▶ _Requirements_
Copy each line of the records that contains the word "Gate".

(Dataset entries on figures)

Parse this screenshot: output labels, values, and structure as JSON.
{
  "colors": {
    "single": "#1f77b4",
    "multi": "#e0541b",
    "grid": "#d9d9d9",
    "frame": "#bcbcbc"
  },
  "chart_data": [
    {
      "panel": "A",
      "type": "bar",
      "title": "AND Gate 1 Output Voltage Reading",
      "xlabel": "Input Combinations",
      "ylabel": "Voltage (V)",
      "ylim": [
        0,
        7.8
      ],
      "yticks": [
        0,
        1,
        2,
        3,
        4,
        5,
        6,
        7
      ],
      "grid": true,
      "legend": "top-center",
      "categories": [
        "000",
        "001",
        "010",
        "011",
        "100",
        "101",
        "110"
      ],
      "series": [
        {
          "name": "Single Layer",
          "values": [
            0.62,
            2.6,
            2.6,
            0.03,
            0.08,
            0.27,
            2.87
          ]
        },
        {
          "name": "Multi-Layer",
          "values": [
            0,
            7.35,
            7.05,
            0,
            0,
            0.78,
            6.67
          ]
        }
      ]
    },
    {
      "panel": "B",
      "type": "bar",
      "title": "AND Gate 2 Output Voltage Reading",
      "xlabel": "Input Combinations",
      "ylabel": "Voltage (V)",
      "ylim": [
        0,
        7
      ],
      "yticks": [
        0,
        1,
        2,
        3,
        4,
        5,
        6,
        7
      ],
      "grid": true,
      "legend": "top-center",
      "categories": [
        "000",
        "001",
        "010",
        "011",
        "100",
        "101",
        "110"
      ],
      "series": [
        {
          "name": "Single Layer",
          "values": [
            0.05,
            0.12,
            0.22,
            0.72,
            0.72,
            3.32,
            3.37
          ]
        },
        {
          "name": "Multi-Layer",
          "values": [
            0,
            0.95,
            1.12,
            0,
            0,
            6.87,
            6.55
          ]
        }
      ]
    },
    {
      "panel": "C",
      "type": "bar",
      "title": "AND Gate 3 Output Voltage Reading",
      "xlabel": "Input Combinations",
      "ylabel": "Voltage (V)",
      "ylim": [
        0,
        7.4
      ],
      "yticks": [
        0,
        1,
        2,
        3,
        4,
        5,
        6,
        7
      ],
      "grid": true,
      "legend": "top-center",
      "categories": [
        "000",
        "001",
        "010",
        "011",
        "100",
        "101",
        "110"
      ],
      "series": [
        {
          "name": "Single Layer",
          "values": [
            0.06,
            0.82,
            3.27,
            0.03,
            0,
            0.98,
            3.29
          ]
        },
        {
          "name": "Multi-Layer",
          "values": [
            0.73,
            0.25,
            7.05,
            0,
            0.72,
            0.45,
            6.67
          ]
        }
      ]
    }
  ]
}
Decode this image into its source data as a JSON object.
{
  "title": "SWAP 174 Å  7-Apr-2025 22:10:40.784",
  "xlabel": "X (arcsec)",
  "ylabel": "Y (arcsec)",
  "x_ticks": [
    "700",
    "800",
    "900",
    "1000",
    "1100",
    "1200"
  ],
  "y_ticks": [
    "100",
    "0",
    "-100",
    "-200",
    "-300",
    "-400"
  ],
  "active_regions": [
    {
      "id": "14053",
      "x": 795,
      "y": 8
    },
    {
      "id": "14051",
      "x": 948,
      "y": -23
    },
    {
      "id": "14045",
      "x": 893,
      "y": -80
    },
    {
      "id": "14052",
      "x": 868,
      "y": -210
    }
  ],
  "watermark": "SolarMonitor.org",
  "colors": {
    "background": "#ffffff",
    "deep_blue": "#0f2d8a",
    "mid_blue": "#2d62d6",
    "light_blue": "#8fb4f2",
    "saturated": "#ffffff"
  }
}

▶ _Expected answer_
      "title": "AND Gate 1 Output Voltage Reading",
      "title": "AND Gate 2 Output Voltage Reading",
      "title": "AND Gate 3 Output Voltage Reading",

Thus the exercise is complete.